Una sangría tras otra
Griegos y romanos consideraban el cuerpo un templo inviolable, lo que vedaba el progreso consecuente a las disecciones, que estaban prohibidas. Galeno aprendió gracias a su trabajo con monos y cerdos, pero la anatomía de esos animales es distinta a la humana, lo que le condujo a errores respecto al hígado, el conducto biliar y el esternón, entre otros. Estos patinazos anatómicos persistieron hasta que Vesalio realizó la primera disección pública de un cadáver y publicó De humani corporis fabrica (De la estructura del cuerpo humano) en 1543.
Galeno también llegó a la conclusión de que el exceso de sangre era la causa de la mayoría de las enfermedades, lo que popularizaría las ineficaces y perjudiciales sangrías. Tal era su autoridad, que este procedimiento continuó siendo común hasta el siglo xvii, cuando el médico inglés William Harvey describió la circulación arterial y venosa, y no cayó en desuso hasta entrado el siglo xix.

## Trabajo pedido
**a.** Nombra a todas las personas que aparecen con su nombre en el texto sobre las sangrías.
**b.** Según el texto sobre las sangrías, ¿en qué año publicó Vesalio De humani corporis fabrica?
**c.** Transcribe del texto sobre las sangrías el fragmento que va desde "Una sangría tras" hasta "humano) en 1543.", ambos incluidos.

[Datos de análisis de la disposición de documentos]
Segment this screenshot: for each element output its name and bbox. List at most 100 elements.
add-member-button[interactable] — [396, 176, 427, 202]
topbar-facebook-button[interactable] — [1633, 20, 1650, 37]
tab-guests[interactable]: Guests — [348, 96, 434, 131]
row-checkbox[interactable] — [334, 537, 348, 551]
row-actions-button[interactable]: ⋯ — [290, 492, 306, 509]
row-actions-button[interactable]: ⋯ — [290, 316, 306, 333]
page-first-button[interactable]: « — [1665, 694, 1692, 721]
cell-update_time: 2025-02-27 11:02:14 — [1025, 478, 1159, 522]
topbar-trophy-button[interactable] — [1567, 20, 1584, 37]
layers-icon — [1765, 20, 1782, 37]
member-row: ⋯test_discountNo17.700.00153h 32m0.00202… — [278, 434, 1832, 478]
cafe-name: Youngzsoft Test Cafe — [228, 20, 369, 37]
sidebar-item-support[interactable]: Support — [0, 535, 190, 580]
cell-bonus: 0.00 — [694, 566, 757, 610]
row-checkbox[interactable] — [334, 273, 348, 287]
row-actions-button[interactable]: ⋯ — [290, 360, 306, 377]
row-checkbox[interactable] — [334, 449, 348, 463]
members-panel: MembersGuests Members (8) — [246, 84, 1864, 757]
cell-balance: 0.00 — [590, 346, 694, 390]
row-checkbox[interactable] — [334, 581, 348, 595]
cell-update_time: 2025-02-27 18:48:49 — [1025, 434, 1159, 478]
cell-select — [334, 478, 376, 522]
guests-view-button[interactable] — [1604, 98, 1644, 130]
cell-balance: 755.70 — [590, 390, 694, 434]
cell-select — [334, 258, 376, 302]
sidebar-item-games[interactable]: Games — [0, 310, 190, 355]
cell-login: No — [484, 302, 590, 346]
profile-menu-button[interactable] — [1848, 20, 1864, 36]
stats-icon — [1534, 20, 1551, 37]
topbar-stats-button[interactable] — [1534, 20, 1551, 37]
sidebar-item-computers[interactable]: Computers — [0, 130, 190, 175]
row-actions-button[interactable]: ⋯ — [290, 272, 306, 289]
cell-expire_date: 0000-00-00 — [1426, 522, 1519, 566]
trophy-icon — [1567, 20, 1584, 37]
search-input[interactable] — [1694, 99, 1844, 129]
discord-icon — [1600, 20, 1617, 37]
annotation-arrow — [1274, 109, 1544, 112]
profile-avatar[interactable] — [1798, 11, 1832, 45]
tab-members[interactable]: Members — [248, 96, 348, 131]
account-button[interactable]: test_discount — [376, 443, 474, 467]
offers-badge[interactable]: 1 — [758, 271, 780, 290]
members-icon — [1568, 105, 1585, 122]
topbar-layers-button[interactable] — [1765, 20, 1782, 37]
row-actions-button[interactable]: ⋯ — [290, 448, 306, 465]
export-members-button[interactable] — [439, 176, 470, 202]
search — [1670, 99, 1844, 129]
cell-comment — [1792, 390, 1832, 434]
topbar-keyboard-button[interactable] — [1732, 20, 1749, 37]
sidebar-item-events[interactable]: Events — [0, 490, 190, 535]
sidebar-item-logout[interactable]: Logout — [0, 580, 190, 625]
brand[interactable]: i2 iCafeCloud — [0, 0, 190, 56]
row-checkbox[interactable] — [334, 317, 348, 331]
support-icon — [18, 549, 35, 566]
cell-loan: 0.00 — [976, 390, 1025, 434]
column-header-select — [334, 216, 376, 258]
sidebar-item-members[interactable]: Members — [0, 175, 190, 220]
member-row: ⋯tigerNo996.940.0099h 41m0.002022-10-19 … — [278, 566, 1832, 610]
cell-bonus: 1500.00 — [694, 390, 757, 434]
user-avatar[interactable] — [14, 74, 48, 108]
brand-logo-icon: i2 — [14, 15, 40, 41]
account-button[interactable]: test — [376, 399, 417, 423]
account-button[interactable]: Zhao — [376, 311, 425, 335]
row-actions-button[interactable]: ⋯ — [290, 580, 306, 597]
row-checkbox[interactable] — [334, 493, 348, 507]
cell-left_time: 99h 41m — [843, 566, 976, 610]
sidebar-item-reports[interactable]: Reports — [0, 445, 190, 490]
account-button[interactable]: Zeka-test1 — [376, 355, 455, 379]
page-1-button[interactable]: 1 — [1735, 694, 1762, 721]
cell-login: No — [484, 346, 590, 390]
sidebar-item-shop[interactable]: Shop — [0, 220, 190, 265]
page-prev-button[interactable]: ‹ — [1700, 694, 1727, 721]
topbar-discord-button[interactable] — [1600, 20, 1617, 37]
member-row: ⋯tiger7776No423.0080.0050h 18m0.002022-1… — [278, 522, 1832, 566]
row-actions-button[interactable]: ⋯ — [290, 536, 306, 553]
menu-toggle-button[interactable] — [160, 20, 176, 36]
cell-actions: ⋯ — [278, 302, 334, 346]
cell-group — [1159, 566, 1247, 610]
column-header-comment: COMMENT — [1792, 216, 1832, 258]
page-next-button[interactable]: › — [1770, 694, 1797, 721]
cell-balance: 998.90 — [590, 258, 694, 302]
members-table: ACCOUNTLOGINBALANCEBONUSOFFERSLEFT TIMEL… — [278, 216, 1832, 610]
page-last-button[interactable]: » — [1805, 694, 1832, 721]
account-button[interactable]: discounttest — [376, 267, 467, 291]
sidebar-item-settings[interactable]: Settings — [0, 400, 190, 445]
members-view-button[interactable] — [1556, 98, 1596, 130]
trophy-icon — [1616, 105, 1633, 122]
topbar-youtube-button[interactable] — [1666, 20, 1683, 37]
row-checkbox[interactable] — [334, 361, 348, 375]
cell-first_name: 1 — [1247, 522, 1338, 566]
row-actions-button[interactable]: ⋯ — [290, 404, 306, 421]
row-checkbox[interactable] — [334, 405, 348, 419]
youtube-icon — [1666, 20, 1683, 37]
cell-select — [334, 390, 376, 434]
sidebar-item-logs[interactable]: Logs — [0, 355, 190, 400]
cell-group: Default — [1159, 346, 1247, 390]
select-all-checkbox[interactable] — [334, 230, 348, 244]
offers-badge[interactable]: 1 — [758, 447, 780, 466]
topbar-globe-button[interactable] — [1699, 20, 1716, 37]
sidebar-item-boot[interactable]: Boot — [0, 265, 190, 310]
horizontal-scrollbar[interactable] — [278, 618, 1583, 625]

## Respuestas por tarea
**a.** Galeno, Vesalio, William Harvey

**b.** En 1543.

**c.**
Una sangría tras otra
Griegos y romanos consideraban el cuerpo un templo inviolable, lo que vedaba el progreso consecuente a las disecciones, que estaban prohibidas. Galeno aprendió gracias a su trabajo con monos y cerdos, pero la anatomía de esos animales es distinta a la humana, lo que le condujo a errores respecto al hígado, el conducto biliar y el esternón, entre otros. Estos patinazos anatómicos persistieron hasta que Vesalio realizó la primera disección pública de un cadáver y publicó De humani corporis fabrica (De la estructura del cuerpo humano) en 1543.